● Information provided
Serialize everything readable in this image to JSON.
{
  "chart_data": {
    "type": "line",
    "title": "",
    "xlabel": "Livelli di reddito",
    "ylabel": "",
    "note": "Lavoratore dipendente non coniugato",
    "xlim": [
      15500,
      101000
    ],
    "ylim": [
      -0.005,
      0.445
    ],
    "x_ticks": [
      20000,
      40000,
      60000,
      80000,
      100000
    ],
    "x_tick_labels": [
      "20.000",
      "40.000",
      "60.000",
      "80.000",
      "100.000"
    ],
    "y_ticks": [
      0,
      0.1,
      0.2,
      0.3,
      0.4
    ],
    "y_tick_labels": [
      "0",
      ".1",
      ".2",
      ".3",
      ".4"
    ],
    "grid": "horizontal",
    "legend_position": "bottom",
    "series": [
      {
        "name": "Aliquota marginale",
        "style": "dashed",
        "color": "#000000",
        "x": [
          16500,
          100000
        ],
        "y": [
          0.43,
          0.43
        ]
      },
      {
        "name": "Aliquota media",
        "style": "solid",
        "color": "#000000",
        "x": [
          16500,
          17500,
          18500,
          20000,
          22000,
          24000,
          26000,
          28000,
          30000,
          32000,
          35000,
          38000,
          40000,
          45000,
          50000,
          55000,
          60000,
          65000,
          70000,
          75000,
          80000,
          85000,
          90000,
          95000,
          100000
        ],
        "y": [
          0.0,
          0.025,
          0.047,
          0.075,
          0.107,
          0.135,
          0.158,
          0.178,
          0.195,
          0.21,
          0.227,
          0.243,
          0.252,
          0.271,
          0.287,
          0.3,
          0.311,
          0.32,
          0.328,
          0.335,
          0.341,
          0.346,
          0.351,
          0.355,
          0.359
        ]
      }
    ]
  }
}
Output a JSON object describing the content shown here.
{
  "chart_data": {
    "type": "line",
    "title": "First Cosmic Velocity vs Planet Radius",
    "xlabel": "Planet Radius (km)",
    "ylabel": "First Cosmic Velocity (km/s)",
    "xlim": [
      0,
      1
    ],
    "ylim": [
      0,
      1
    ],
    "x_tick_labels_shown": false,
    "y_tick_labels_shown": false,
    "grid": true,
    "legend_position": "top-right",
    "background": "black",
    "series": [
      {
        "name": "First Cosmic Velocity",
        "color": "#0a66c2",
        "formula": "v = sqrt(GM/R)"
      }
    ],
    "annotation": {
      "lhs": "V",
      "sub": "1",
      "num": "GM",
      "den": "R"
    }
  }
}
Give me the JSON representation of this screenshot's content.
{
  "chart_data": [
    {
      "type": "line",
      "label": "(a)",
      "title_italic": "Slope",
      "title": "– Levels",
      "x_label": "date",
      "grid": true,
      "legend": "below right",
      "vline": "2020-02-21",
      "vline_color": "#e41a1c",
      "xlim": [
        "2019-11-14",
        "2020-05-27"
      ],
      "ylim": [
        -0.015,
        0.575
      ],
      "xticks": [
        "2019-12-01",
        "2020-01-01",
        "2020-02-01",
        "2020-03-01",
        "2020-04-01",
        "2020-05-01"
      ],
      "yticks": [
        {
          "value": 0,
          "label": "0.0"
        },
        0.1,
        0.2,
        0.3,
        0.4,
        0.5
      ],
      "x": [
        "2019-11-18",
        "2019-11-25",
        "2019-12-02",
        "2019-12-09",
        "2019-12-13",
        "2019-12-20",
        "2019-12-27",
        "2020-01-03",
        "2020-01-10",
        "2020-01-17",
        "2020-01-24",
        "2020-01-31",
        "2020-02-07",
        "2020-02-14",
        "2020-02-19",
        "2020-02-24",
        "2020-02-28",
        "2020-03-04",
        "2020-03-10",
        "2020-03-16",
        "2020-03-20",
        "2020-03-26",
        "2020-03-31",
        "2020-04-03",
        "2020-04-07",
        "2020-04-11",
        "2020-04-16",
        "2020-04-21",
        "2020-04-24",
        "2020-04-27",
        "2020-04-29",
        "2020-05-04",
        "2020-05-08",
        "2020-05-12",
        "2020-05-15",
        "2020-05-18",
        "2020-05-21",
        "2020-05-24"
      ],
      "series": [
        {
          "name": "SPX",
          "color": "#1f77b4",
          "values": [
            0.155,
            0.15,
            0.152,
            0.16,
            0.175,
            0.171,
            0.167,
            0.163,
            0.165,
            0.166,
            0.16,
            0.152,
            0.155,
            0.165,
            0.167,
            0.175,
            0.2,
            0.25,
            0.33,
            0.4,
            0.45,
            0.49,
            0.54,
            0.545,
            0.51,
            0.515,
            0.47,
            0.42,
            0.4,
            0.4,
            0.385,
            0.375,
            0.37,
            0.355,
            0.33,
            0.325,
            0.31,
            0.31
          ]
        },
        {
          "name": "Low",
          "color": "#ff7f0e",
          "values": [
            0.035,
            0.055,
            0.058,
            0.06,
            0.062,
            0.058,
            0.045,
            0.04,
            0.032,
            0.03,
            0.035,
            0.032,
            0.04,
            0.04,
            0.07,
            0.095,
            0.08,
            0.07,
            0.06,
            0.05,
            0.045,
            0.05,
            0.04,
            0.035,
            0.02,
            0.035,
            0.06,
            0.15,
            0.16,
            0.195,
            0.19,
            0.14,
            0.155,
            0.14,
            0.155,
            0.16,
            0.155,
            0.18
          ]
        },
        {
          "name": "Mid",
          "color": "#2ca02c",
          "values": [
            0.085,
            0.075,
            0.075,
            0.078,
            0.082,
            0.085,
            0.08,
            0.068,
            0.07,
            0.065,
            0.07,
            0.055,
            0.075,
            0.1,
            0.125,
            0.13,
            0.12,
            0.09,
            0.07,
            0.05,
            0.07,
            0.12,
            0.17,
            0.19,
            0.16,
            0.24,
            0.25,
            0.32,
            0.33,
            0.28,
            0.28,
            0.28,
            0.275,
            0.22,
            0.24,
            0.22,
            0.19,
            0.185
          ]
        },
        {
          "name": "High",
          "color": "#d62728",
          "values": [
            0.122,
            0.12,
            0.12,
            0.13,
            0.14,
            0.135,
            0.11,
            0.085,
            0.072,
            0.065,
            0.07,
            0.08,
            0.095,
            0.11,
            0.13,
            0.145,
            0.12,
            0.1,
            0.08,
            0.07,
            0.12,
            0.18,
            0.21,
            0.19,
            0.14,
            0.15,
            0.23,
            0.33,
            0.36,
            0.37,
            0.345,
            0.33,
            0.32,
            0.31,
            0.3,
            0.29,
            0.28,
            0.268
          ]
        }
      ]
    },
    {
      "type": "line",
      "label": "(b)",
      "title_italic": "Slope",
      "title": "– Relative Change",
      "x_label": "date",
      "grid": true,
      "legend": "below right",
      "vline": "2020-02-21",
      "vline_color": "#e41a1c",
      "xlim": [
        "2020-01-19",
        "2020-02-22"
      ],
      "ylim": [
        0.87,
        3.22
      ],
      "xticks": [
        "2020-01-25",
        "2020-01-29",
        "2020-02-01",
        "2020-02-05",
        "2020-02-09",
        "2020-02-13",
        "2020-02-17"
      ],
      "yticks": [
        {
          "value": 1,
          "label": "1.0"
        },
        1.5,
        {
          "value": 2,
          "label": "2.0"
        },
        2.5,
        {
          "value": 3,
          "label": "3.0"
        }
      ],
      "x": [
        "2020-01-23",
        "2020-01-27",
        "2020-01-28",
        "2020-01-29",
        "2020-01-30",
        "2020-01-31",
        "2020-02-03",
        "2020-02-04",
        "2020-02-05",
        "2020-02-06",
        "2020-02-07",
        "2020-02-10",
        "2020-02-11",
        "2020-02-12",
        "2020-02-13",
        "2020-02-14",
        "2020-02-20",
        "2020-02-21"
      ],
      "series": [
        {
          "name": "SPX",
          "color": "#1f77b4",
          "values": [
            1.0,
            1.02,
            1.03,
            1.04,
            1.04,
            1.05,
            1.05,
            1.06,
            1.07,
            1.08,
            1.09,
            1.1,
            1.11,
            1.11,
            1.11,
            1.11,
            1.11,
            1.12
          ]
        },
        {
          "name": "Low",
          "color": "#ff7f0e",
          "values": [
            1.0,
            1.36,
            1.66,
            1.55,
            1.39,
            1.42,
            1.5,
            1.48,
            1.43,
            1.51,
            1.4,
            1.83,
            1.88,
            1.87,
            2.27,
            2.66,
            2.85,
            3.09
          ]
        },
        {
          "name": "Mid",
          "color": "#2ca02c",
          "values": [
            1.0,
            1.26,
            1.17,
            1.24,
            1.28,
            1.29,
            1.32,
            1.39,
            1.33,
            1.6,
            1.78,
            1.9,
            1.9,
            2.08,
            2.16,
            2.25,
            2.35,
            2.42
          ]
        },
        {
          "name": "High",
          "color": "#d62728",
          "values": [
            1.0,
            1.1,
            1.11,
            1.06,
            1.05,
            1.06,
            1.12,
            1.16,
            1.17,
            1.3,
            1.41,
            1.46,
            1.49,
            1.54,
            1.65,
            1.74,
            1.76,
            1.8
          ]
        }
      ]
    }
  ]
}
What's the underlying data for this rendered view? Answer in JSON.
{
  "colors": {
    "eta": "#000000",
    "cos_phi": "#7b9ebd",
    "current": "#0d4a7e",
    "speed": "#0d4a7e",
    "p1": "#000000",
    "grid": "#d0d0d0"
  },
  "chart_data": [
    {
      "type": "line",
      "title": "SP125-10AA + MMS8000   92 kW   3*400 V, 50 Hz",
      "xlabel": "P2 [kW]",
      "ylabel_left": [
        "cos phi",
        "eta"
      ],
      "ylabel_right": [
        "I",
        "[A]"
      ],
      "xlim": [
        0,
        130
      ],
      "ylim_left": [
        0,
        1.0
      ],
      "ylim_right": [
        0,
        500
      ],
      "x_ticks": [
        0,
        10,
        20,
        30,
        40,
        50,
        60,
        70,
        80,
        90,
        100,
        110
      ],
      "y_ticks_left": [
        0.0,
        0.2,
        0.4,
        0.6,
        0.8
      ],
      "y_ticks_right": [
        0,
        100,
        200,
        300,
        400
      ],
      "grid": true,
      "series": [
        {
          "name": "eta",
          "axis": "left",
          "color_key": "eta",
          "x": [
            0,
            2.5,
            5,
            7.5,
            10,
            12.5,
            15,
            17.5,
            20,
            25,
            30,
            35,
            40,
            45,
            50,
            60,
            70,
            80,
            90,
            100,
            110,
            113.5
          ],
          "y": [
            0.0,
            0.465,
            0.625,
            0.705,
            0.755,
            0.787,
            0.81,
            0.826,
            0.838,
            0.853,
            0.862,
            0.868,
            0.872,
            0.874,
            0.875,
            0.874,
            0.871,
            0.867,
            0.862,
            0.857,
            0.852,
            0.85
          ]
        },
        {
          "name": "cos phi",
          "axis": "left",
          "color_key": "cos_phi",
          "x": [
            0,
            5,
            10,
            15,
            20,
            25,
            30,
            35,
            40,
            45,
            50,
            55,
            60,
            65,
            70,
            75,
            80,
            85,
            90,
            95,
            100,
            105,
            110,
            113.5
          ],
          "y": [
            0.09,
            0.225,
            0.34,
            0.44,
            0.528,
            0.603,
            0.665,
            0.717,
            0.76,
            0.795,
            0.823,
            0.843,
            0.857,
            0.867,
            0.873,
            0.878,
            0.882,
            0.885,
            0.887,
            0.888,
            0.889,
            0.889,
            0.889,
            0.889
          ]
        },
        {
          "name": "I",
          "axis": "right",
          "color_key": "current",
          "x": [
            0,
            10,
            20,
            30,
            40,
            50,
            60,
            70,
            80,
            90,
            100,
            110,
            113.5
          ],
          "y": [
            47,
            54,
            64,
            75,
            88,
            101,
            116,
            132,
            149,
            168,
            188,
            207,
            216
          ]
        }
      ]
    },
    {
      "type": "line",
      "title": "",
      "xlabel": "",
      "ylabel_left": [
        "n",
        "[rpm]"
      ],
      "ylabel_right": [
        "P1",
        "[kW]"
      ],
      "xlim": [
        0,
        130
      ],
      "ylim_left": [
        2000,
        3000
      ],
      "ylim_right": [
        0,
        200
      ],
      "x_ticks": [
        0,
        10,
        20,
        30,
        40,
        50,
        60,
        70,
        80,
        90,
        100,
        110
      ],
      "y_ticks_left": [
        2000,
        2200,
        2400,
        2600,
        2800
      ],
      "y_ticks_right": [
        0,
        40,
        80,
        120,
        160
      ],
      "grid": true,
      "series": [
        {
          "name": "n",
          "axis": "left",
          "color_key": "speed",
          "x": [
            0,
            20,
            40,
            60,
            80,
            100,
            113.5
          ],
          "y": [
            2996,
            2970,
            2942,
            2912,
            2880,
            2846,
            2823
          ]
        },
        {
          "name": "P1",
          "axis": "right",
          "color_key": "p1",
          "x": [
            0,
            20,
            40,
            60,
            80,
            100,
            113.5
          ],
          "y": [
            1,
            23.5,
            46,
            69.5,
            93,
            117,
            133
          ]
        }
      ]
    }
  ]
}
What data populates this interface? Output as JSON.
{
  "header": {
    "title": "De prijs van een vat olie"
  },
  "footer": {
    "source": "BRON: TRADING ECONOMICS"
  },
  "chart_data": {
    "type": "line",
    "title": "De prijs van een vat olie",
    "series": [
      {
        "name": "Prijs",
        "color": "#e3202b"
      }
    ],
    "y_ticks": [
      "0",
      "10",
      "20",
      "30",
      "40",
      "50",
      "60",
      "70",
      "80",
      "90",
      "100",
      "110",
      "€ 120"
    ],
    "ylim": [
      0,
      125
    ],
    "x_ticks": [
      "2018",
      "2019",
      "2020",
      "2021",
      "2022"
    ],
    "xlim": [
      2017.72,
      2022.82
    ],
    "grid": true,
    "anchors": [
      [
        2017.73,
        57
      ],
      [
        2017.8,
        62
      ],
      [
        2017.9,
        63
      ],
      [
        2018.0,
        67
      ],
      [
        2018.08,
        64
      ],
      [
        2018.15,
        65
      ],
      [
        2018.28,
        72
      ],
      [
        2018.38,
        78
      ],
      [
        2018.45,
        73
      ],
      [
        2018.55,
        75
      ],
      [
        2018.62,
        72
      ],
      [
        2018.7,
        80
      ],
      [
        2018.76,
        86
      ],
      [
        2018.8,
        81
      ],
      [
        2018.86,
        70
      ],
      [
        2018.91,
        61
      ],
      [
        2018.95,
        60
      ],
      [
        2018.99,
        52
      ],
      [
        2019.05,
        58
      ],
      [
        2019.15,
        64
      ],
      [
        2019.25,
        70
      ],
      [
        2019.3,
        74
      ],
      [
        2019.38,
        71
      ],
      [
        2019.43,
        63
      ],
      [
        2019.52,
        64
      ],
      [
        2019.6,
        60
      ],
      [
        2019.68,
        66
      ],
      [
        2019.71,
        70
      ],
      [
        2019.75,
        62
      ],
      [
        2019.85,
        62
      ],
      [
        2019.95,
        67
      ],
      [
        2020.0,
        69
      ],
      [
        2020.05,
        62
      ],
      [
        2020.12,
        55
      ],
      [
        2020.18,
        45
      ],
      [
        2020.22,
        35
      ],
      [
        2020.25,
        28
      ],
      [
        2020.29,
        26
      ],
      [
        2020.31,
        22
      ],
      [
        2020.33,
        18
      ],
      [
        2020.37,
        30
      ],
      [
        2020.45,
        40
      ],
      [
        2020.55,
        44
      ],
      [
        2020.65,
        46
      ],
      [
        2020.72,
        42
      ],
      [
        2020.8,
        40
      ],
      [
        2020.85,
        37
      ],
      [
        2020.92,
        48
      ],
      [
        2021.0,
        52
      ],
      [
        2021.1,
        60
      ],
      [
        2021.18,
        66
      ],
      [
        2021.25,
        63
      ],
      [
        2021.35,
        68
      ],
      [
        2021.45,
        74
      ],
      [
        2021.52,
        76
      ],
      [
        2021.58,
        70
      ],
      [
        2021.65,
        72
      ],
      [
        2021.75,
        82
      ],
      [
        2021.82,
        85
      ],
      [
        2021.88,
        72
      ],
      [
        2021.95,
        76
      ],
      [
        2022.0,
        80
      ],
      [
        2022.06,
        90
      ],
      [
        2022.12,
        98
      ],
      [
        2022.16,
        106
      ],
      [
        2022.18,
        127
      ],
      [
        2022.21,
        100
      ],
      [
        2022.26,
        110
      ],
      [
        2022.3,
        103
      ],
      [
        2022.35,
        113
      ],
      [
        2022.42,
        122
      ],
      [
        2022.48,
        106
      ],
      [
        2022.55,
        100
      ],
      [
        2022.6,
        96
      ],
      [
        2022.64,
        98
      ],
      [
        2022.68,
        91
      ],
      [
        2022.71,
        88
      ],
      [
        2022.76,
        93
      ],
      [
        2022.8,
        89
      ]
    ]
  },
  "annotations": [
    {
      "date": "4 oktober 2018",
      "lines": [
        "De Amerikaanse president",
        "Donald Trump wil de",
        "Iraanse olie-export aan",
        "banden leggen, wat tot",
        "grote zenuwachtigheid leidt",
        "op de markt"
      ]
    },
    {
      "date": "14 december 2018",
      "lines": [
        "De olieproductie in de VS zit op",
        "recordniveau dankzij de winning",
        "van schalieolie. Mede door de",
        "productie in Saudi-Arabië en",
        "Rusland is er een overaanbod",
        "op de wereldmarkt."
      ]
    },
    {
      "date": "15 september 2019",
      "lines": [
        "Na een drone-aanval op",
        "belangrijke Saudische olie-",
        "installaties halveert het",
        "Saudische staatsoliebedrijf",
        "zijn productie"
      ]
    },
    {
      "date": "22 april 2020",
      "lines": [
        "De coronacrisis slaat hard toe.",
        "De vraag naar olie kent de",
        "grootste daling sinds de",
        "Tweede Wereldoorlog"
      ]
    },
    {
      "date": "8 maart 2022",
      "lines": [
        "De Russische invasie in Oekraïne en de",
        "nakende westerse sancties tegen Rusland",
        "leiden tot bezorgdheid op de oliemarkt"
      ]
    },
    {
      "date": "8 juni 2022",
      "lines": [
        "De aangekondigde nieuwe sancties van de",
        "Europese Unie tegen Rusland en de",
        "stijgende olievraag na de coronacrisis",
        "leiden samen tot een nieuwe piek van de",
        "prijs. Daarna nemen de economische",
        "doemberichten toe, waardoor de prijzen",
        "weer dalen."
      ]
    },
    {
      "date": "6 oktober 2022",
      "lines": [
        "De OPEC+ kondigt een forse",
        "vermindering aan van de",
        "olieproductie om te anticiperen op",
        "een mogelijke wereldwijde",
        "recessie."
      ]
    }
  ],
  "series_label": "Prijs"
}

● Request
Determine the number of lines in the listing that contain the string "JSON". Write that number and nothing else.

● Task solution
5